**WHAT THE TASK REQUIRES**
From the entries provided below, copy each line that contains the word "ylabel".

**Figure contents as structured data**
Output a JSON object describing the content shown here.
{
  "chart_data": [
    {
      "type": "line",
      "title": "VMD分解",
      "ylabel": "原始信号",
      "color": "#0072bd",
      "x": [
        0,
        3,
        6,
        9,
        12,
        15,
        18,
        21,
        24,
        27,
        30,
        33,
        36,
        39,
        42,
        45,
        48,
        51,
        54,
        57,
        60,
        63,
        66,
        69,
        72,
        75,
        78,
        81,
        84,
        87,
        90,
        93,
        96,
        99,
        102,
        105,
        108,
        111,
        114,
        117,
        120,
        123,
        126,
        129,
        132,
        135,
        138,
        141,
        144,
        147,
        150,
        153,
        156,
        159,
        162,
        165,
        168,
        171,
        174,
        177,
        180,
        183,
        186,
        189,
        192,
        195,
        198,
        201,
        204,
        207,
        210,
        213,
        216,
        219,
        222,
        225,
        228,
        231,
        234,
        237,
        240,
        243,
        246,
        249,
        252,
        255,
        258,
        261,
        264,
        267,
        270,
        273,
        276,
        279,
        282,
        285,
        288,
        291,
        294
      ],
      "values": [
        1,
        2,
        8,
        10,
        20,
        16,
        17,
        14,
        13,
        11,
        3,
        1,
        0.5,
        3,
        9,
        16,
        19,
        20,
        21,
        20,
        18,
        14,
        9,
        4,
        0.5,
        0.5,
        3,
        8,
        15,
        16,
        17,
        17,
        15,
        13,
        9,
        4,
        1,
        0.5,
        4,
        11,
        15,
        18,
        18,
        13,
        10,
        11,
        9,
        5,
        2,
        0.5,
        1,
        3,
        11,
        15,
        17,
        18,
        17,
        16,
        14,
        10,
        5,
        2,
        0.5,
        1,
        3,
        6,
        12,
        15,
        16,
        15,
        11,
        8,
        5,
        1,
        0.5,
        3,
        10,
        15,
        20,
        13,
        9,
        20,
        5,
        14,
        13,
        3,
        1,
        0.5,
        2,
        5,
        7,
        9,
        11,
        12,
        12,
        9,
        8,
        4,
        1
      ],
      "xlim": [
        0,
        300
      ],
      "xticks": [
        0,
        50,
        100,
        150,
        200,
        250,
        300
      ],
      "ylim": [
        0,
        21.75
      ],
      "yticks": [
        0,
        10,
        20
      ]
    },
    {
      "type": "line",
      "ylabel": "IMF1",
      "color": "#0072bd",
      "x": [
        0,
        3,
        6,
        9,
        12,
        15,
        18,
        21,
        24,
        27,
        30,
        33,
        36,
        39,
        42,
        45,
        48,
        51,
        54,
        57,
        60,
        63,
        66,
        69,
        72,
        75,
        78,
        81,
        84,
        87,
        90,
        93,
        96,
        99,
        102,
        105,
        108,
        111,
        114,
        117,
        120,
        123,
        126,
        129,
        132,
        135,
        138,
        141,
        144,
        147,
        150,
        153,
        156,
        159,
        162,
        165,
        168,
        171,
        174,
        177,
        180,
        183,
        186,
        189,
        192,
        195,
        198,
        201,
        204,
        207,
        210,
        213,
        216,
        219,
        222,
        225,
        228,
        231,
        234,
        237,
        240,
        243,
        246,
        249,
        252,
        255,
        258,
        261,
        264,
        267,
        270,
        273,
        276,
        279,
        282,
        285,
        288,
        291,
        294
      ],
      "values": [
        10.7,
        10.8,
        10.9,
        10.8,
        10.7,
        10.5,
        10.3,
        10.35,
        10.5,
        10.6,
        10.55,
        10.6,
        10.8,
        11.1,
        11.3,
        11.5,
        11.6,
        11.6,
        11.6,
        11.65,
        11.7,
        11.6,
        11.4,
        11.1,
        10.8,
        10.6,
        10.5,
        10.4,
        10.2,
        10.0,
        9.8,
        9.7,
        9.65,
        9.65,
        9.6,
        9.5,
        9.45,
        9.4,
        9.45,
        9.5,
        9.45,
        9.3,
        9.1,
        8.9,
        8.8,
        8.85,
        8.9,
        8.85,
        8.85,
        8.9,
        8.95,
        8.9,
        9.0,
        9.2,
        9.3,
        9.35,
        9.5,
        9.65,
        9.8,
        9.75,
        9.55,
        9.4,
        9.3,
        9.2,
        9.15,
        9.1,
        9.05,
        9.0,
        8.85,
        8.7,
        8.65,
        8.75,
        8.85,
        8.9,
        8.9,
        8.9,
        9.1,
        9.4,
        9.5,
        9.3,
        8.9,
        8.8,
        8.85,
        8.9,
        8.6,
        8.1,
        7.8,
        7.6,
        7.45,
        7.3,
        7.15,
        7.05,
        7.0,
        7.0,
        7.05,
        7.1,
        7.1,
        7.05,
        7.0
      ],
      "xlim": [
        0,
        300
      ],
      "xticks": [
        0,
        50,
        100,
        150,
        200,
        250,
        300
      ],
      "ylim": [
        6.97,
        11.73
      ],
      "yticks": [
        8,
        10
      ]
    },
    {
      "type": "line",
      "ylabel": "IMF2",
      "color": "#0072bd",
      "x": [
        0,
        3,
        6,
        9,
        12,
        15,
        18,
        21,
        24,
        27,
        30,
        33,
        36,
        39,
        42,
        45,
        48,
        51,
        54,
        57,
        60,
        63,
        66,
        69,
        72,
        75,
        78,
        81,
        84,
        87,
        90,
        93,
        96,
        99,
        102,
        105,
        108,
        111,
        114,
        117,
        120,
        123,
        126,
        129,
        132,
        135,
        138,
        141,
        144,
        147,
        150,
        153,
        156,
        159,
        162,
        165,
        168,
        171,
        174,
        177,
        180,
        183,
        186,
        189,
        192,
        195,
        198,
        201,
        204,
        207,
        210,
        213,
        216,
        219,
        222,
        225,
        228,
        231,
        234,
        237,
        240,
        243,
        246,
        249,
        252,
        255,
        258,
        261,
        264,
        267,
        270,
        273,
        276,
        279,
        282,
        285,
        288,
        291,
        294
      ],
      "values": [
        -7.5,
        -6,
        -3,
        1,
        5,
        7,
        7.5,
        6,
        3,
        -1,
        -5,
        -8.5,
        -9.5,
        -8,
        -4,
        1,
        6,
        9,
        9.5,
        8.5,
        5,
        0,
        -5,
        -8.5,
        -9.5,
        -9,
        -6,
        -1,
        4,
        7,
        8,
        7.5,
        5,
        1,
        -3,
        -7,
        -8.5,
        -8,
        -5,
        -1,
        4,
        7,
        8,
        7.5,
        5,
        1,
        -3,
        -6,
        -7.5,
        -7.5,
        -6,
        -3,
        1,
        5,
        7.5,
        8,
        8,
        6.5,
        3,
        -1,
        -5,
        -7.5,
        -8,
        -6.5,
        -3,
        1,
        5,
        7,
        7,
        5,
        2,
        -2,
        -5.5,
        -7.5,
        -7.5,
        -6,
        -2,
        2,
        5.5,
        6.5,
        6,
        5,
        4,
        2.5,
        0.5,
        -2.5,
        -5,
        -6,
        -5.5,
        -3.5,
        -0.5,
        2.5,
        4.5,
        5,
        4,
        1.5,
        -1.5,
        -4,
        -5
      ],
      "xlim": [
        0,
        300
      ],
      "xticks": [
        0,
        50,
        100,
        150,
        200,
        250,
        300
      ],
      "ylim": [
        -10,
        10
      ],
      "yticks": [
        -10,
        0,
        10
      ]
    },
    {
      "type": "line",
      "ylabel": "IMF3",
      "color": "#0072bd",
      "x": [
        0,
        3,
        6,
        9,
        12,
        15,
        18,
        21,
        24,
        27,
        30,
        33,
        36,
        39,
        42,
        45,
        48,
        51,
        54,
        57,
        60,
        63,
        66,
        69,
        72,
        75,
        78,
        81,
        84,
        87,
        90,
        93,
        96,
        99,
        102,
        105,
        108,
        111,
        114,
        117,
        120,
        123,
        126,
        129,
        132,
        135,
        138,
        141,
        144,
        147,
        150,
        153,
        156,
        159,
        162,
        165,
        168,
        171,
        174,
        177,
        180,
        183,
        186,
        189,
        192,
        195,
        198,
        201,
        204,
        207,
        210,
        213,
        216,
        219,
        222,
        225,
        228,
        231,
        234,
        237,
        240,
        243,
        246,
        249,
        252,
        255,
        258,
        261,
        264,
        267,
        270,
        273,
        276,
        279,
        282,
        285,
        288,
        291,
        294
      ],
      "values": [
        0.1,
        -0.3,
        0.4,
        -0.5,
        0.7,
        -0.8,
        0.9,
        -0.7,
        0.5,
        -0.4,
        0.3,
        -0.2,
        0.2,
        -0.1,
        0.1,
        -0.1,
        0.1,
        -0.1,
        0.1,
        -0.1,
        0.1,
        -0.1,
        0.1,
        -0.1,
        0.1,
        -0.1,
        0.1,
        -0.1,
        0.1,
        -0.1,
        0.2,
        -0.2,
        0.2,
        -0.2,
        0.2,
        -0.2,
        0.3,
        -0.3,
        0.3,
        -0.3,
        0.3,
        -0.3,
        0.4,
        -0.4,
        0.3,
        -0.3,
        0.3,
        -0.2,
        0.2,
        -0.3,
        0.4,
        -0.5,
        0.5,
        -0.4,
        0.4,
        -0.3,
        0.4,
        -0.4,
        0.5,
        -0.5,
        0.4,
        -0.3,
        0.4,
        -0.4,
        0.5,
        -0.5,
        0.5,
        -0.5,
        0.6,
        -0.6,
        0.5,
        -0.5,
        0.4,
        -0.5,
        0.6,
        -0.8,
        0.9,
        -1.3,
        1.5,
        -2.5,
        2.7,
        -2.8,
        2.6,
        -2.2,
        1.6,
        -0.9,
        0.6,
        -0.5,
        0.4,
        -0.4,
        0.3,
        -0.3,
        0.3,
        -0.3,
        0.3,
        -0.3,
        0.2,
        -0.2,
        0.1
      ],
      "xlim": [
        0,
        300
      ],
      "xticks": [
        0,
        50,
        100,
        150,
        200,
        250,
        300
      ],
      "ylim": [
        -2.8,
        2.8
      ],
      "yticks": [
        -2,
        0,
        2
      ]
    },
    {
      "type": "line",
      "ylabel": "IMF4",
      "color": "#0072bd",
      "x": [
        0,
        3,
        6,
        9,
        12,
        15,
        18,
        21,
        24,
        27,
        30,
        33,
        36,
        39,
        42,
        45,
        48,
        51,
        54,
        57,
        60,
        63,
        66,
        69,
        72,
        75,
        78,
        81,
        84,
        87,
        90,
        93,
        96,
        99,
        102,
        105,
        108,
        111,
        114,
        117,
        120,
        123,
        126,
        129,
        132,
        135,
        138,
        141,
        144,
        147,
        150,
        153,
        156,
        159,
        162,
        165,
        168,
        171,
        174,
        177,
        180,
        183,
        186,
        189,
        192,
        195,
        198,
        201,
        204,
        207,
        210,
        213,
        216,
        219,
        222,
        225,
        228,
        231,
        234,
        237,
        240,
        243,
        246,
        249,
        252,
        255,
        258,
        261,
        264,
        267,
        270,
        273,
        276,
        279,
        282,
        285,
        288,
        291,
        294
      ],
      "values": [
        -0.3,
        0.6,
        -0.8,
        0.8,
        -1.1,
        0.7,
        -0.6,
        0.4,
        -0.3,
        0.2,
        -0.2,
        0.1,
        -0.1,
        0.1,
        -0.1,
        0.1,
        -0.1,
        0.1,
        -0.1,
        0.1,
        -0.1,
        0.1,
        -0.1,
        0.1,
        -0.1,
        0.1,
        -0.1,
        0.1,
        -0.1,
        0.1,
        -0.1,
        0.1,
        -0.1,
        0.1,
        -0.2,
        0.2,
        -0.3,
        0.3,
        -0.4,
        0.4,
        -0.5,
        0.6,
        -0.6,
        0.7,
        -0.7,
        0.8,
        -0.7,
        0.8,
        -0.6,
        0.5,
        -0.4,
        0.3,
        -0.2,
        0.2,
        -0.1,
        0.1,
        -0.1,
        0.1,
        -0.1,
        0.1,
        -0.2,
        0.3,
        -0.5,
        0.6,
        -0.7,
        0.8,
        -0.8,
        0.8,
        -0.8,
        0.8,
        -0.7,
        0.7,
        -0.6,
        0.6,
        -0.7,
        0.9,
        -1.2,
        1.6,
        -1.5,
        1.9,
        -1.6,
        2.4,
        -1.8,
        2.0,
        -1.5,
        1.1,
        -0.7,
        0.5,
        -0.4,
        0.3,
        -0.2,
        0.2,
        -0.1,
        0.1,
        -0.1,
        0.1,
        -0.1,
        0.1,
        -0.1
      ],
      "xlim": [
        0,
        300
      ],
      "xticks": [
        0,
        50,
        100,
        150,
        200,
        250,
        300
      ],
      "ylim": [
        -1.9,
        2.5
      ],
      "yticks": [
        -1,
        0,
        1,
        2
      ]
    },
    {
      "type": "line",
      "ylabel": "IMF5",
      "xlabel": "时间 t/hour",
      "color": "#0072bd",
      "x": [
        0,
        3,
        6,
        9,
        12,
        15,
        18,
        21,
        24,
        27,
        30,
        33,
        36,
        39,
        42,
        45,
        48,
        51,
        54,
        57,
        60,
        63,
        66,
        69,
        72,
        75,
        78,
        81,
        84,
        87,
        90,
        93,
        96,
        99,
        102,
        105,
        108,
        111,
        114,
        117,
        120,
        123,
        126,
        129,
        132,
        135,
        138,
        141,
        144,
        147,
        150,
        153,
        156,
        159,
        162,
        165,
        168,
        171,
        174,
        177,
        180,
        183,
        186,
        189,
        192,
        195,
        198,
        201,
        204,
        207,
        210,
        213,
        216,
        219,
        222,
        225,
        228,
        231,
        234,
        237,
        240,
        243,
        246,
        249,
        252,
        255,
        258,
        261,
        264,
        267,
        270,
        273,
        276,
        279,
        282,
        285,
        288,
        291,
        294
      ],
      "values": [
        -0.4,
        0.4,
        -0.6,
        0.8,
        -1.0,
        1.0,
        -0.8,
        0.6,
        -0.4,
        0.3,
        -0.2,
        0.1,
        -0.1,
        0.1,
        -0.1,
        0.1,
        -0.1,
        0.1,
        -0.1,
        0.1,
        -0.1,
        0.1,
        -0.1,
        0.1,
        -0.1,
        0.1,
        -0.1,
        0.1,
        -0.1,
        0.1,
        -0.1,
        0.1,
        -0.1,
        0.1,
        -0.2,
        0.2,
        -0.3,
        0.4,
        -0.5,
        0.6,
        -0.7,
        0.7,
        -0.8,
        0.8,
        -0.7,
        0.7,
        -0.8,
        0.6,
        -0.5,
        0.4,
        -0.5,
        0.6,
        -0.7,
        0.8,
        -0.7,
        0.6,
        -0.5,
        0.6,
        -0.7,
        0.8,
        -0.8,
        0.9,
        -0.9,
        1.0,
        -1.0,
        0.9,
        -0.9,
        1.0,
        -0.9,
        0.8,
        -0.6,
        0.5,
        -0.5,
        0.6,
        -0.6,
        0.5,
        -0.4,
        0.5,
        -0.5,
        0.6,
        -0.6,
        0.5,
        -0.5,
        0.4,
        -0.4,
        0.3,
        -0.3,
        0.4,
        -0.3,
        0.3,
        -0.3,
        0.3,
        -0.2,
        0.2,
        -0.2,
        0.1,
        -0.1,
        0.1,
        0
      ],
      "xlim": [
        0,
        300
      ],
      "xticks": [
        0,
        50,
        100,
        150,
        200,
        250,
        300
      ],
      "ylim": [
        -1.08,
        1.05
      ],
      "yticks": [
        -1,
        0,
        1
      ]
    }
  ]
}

**EXERCISE RESULT**
      "ylabel": "原始信号",
      "ylabel": "IMF1",
      "ylabel": "IMF2",
      "ylabel": "IMF3",
      "ylabel": "IMF4",
      "ylabel": "IMF5",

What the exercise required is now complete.